REQUESTS:
(a) Decide whether each statement below agrees with the passage on subsidized experiences, and answer yes or no for each, quoting the words of the passage that decide it. (i) The school pays for places for eligible children out of part of its Pupil Premium budget. (ii) The quotation at the top comes from the Chief Executive of The Sutton Trust. (iii) The passage reports that research finds residentials have no effect on academic attainment.
(b) Rewrite as a short list the paragraph of the passage on subsidized experiences that begins "We believe that our residentials," keeping its main facts.

GIVEN PASSAGE:
=-=-=-=-=
SUBSIDISED EXPERIENCES
Why fund places on Clavering residentials and the Clavering John Muir Award Programme and subsidise other PESSPA-related activities and educational visits?
'One of the most inspiring things truly great teachers and schools do is instil in children the "have-a-go" confidence that their more privileged peers naturally pick up from their supportive middle class homes.'
Dr Lee Elliot Major, Chief Executive of 'The Sutton Trust'
We believe that our residentials, participation in the Clavering John Muir Award Programme, involvement in the Clavering PESSPA Programme and participation in our wide-ranging educational visits play an important part in our pupils’ spiritual, moral, social and cultural development. We want all our children to have the opportunity to participate in these special activities which is why we use part of our Pupil Premium budget to fund places for eligible children.
A lot of research suggests that participating in residentials, programmes like the John Muir Award and other extra-curricular opportunities can have a positive impact on academic attainment and on ‘narrowing the gap’ between children who are academically successful and ‘vulnerable groups’ of children.
=-=-=-=-=
SUPPLIED DATA:

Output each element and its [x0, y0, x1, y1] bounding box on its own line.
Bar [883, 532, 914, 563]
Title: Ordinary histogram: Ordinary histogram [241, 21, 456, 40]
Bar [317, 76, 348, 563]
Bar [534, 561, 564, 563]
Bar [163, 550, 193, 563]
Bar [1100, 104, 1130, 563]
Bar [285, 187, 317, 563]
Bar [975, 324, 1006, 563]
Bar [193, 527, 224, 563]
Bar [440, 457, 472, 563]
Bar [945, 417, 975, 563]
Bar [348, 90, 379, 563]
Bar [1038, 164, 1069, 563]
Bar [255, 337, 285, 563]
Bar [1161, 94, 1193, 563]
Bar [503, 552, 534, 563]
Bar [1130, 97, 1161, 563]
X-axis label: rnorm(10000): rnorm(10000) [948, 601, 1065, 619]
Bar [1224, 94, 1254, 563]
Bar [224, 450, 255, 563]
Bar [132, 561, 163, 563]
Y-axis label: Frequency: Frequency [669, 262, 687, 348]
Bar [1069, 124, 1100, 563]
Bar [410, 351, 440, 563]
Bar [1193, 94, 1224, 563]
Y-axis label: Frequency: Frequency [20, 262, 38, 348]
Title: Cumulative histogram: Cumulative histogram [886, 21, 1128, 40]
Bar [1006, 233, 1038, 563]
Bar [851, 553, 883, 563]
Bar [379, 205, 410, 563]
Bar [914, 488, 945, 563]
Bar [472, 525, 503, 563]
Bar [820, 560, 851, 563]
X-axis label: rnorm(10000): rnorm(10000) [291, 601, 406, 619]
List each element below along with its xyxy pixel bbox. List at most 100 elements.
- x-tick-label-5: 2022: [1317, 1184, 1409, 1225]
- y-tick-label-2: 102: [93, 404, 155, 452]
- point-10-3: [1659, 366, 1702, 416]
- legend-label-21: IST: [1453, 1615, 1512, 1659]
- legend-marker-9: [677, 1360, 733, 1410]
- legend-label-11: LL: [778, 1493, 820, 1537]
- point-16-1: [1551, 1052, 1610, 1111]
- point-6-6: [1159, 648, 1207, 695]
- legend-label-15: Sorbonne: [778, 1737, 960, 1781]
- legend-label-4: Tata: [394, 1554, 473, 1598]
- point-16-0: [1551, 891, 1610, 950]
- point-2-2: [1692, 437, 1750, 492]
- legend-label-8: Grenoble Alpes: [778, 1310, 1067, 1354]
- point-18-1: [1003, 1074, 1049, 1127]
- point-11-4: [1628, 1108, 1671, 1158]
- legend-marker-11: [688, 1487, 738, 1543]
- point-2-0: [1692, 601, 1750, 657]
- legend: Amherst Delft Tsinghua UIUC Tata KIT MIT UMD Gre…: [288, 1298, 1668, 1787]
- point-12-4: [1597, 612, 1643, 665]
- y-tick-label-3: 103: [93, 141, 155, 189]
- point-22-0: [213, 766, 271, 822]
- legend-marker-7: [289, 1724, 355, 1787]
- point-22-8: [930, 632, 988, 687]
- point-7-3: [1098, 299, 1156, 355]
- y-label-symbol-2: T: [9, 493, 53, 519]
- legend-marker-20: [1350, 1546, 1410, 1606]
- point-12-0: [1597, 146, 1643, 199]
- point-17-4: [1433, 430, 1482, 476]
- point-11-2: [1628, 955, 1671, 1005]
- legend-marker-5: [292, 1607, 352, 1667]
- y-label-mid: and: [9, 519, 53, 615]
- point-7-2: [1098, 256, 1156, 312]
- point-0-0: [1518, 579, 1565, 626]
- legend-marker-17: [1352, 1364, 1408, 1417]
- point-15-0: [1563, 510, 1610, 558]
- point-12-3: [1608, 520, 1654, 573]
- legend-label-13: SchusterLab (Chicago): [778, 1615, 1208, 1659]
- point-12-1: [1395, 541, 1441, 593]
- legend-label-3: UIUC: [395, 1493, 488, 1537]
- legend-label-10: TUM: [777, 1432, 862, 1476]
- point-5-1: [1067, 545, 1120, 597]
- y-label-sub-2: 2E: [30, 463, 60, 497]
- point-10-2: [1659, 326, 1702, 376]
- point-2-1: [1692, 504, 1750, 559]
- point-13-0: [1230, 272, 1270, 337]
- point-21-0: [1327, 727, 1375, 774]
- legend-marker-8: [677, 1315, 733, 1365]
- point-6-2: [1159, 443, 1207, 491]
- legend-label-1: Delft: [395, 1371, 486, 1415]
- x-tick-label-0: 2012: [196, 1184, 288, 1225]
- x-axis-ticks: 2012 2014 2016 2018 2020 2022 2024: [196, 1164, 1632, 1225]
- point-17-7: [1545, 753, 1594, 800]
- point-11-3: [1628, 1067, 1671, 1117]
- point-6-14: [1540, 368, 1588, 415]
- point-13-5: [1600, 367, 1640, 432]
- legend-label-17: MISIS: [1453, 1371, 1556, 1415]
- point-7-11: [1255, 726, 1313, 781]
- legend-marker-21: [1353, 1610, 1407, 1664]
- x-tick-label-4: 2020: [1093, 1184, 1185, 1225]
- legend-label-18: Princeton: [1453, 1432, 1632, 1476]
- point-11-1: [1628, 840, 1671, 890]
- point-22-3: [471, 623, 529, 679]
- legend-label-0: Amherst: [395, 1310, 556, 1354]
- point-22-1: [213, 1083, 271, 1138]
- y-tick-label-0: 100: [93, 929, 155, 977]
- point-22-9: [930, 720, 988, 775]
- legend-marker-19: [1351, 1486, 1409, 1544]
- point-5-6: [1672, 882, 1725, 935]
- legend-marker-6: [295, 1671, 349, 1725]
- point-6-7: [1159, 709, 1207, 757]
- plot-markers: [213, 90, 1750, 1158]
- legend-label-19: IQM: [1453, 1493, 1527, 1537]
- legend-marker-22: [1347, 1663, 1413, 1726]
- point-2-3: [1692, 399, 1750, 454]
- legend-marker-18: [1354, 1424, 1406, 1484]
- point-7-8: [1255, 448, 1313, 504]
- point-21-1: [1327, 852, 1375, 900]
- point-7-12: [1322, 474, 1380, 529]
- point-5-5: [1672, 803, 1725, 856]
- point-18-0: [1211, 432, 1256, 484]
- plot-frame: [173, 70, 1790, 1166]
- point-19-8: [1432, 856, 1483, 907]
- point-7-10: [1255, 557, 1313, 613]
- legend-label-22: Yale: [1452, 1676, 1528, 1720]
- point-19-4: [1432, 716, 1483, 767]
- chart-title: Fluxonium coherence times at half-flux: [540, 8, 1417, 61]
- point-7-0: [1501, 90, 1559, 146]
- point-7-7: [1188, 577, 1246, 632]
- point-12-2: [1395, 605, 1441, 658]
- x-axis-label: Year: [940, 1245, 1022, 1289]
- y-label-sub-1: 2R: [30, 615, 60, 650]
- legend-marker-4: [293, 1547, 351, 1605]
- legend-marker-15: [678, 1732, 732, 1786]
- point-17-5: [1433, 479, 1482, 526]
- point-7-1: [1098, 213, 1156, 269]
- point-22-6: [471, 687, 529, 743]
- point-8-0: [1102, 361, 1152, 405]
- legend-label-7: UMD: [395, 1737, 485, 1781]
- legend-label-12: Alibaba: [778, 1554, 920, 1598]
=-=-=-=-=
EXERCISE RESULTS:
(a)
(i) Yes: "we use part of our Pupil Premium budget to fund places for eligible children"
(ii) Yes: "Dr Lee Elliot Major, Chief Executive of 'The Sutton Trust'"
(iii) No: "can have a positive impact on academic attainment"

(b)
- The school sees four kinds of activity as important to pupils' spiritual, moral, social and cultural development:
  - residentials
  - the Clavering John Muir Award Programme
  - the Clavering PESSPA Programme
  - educational visits
- It wants every child to have the chance to take part.
- For that reason, it uses part of its Pupil Premium budget to fund places for eligible children.